Items from a figure collection:
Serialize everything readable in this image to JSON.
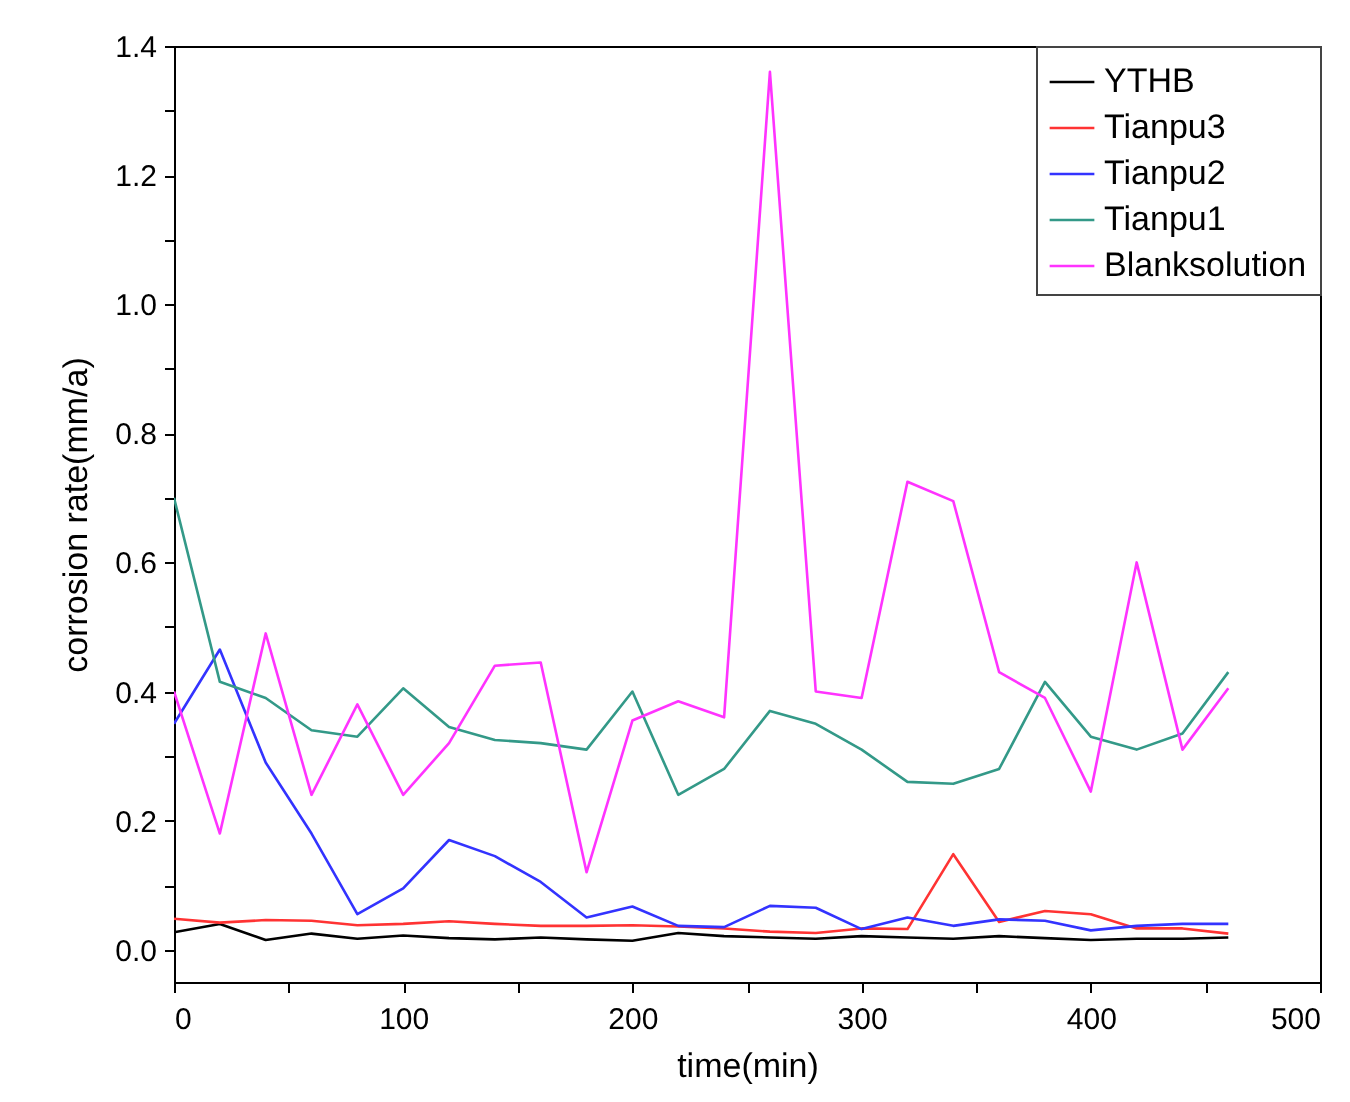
{
  "chart_data": {
    "type": "line",
    "xlabel": "time(min)",
    "ylabel": "corrosion rate(mm/a)",
    "x": [
      0,
      20,
      40,
      60,
      80,
      100,
      120,
      140,
      160,
      180,
      200,
      220,
      240,
      260,
      280,
      300,
      320,
      340,
      360,
      380,
      400,
      420,
      440,
      460
    ],
    "series": [
      {
        "name": "YTHB",
        "color": "#000000",
        "values": [
          0.027,
          0.04,
          0.015,
          0.025,
          0.017,
          0.022,
          0.018,
          0.016,
          0.019,
          0.016,
          0.014,
          0.026,
          0.021,
          0.019,
          0.017,
          0.021,
          0.019,
          0.017,
          0.021,
          0.018,
          0.015,
          0.017,
          0.017,
          0.019
        ]
      },
      {
        "name": "Tianpu3",
        "color": "#ff3333",
        "values": [
          0.048,
          0.042,
          0.046,
          0.045,
          0.038,
          0.04,
          0.044,
          0.04,
          0.037,
          0.037,
          0.038,
          0.036,
          0.033,
          0.028,
          0.026,
          0.033,
          0.032,
          0.148,
          0.043,
          0.06,
          0.055,
          0.033,
          0.033,
          0.025
        ]
      },
      {
        "name": "Tianpu2",
        "color": "#3333ff",
        "values": [
          0.35,
          0.465,
          0.29,
          0.18,
          0.055,
          0.095,
          0.17,
          0.145,
          0.105,
          0.05,
          0.067,
          0.037,
          0.035,
          0.068,
          0.065,
          0.032,
          0.05,
          0.037,
          0.047,
          0.045,
          0.03,
          0.037,
          0.04,
          0.04
        ]
      },
      {
        "name": "Tianpu1",
        "color": "#339988",
        "values": [
          0.7,
          0.415,
          0.39,
          0.34,
          0.33,
          0.405,
          0.345,
          0.325,
          0.32,
          0.31,
          0.4,
          0.24,
          0.28,
          0.37,
          0.35,
          0.31,
          0.26,
          0.257,
          0.28,
          0.415,
          0.33,
          0.31,
          0.335,
          0.43
        ]
      },
      {
        "name": "Blanksolution",
        "color": "#ff33ff",
        "values": [
          0.4,
          0.18,
          0.49,
          0.24,
          0.38,
          0.24,
          0.32,
          0.44,
          0.445,
          0.12,
          0.355,
          0.385,
          0.36,
          1.36,
          0.4,
          0.39,
          0.725,
          0.695,
          0.43,
          0.39,
          0.245,
          0.6,
          0.31,
          0.405
        ]
      }
    ],
    "xlim": [
      0,
      500
    ],
    "xticks": [
      0,
      {
        "value": 50,
        "label": null
      },
      100,
      {
        "value": 150,
        "label": null
      },
      200,
      {
        "value": 250,
        "label": null
      },
      300,
      {
        "value": 350,
        "label": null
      },
      400,
      {
        "value": 450,
        "label": null
      },
      500
    ],
    "ylim": [
      -0.05,
      1.4
    ],
    "yticks": [
      {
        "value": 0,
        "label": "0.0"
      },
      {
        "value": 0.1,
        "label": null
      },
      {
        "value": 0.2,
        "label": "0.2"
      },
      {
        "value": 0.3,
        "label": null
      },
      {
        "value": 0.4,
        "label": "0.4"
      },
      {
        "value": 0.5,
        "label": null
      },
      {
        "value": 0.6,
        "label": "0.6"
      },
      {
        "value": 0.7,
        "label": null
      },
      {
        "value": 0.8,
        "label": "0.8"
      },
      {
        "value": 0.9,
        "label": null
      },
      {
        "value": 1,
        "label": "1.0"
      },
      {
        "value": 1.1,
        "label": null
      },
      {
        "value": 1.2,
        "label": "1.2"
      },
      {
        "value": 1.3,
        "label": null
      },
      {
        "value": 1.4,
        "label": "1.4"
      }
    ],
    "grid": false,
    "legend": "top right",
    "marker": "none",
    "line_style": "solid"
  }
}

DIRECTIVE:
Restate the data above word for word. Skip every picture.

THE SOLUTION:
Serialize everything readable in this image to JSON.
{
  "chart_data": {
    "type": "line",
    "xlabel": "time(min)",
    "ylabel": "corrosion rate(mm/a)",
    "x": [
      0,
      20,
      40,
      60,
      80,
      100,
      120,
      140,
      160,
      180,
      200,
      220,
      240,
      260,
      280,
      300,
      320,
      340,
      360,
      380,
      400,
      420,
      440,
      460
    ],
    "series": [
      {
        "name": "YTHB",
        "color": "#000000",
        "values": [
          0.027,
          0.04,
          0.015,
          0.025,
          0.017,
          0.022,
          0.018,
          0.016,
          0.019,
          0.016,
          0.014,
          0.026,
          0.021,
          0.019,
          0.017,
          0.021,
          0.019,
          0.017,
          0.021,
          0.018,
          0.015,
          0.017,
          0.017,
          0.019
        ]
      },
      {
        "name": "Tianpu3",
        "color": "#ff3333",
        "values": [
          0.048,
          0.042,
          0.046,
          0.045,
          0.038,
          0.04,
          0.044,
          0.04,
          0.037,
          0.037,
          0.038,
          0.036,
          0.033,
          0.028,
          0.026,
          0.033,
          0.032,
          0.148,
          0.043,
          0.06,
          0.055,
          0.033,
          0.033,
          0.025
        ]
      },
      {
        "name": "Tianpu2",
        "color": "#3333ff",
        "values": [
          0.35,
          0.465,
          0.29,
          0.18,
          0.055,
          0.095,
          0.17,
          0.145,
          0.105,
          0.05,
          0.067,
          0.037,
          0.035,
          0.068,
          0.065,
          0.032,
          0.05,
          0.037,
          0.047,
          0.045,
          0.03,
          0.037,
          0.04,
          0.04
        ]
      },
      {
        "name": "Tianpu1",
        "color": "#339988",
        "values": [
          0.7,
          0.415,
          0.39,
          0.34,
          0.33,
          0.405,
          0.345,
          0.325,
          0.32,
          0.31,
          0.4,
          0.24,
          0.28,
          0.37,
          0.35,
          0.31,
          0.26,
          0.257,
          0.28,
          0.415,
          0.33,
          0.31,
          0.335,
          0.43
        ]
      },
      {
        "name": "Blanksolution",
        "color": "#ff33ff",
        "values": [
          0.4,
          0.18,
          0.49,
          0.24,
          0.38,
          0.24,
          0.32,
          0.44,
          0.445,
          0.12,
          0.355,
          0.385,
          0.36,
          1.36,
          0.4,
          0.39,
          0.725,
          0.695,
          0.43,
          0.39,
          0.245,
          0.6,
          0.31,
          0.405
        ]
      }
    ],
    "xlim": [
      0,
      500
    ],
    "xticks": [
      0,
      {
        "value": 50,
        "label": null
      },
      100,
      {
        "value": 150,
        "label": null
      },
      200,
      {
        "value": 250,
        "label": null
      },
      300,
      {
        "value": 350,
        "label": null
      },
      400,
      {
        "value": 450,
        "label": null
      },
      500
    ],
    "ylim": [
      -0.05,
      1.4
    ],
    "yticks": [
      {
        "value": 0,
        "label": "0.0"
      },
      {
        "value": 0.1,
        "label": null
      },
      {
        "value": 0.2,
        "label": "0.2"
      },
      {
        "value": 0.3,
        "label": null
      },
      {
        "value": 0.4,
        "label": "0.4"
      },
      {
        "value": 0.5,
        "label": null
      },
      {
        "value": 0.6,
        "label": "0.6"
      },
      {
        "value": 0.7,
        "label": null
      },
      {
        "value": 0.8,
        "label": "0.8"
      },
      {
        "value": 0.9,
        "label": null
      },
      {
        "value": 1,
        "label": "1.0"
      },
      {
        "value": 1.1,
        "label": null
      },
      {
        "value": 1.2,
        "label": "1.2"
      },
      {
        "value": 1.3,
        "label": null
      },
      {
        "value": 1.4,
        "label": "1.4"
      }
    ],
    "grid": false,
    "legend": "top right",
    "marker": "none",
    "line_style": "solid"
  }
}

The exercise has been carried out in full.